/---
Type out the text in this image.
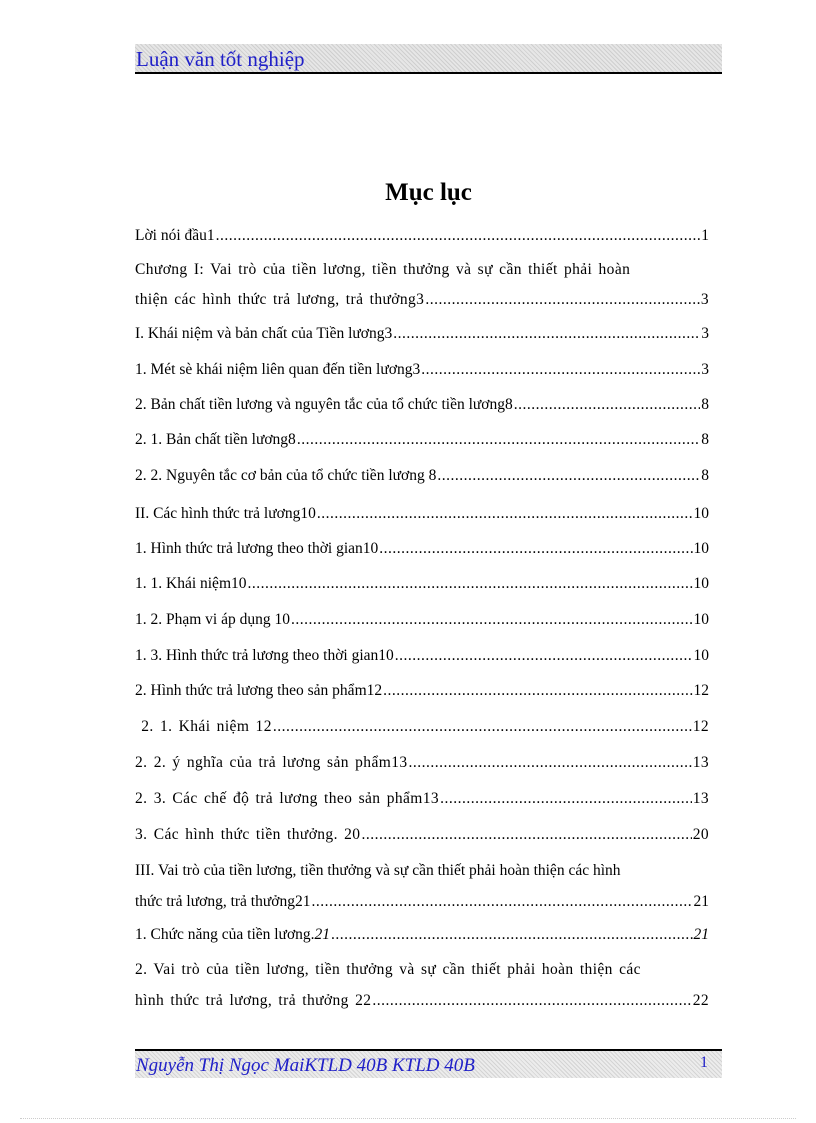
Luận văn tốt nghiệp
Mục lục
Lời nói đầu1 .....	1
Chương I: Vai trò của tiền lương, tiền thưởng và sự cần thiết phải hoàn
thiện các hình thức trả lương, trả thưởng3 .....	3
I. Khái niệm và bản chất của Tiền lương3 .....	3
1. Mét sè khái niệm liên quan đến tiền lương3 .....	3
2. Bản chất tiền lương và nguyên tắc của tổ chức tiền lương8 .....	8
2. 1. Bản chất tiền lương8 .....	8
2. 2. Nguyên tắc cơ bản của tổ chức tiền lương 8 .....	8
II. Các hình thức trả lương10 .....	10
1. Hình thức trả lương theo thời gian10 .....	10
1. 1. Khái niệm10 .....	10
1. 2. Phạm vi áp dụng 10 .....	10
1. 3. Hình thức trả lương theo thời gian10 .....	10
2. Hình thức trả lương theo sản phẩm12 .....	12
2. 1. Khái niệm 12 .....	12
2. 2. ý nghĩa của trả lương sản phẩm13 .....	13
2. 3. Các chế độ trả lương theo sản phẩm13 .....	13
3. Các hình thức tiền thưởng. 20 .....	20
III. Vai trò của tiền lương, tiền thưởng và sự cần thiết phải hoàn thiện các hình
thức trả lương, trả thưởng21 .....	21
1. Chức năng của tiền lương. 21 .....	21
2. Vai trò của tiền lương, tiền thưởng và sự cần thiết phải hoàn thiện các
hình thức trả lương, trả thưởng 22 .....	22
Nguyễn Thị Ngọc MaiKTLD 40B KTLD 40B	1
\---
/---
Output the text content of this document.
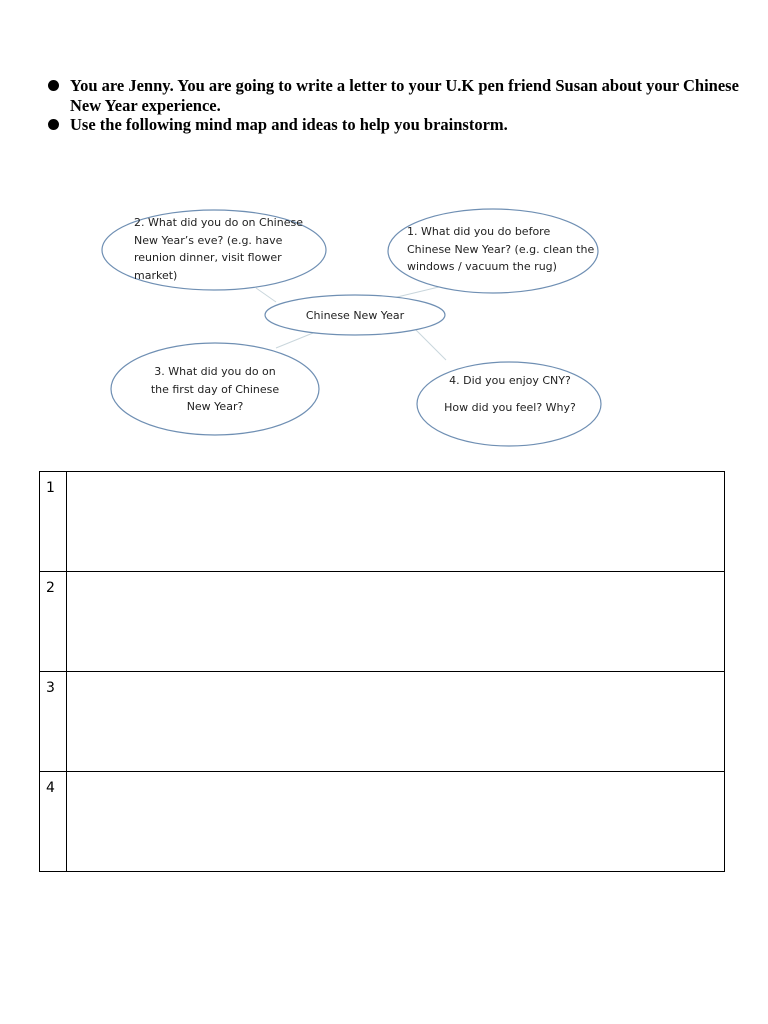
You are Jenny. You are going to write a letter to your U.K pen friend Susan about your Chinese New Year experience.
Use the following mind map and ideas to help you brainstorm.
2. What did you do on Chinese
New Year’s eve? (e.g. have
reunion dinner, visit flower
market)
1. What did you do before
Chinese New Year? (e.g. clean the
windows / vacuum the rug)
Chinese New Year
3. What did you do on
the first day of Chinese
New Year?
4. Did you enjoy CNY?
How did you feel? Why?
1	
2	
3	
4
\---
Say how many lines above hold the word "thiết", giving only the count.

» Result below
3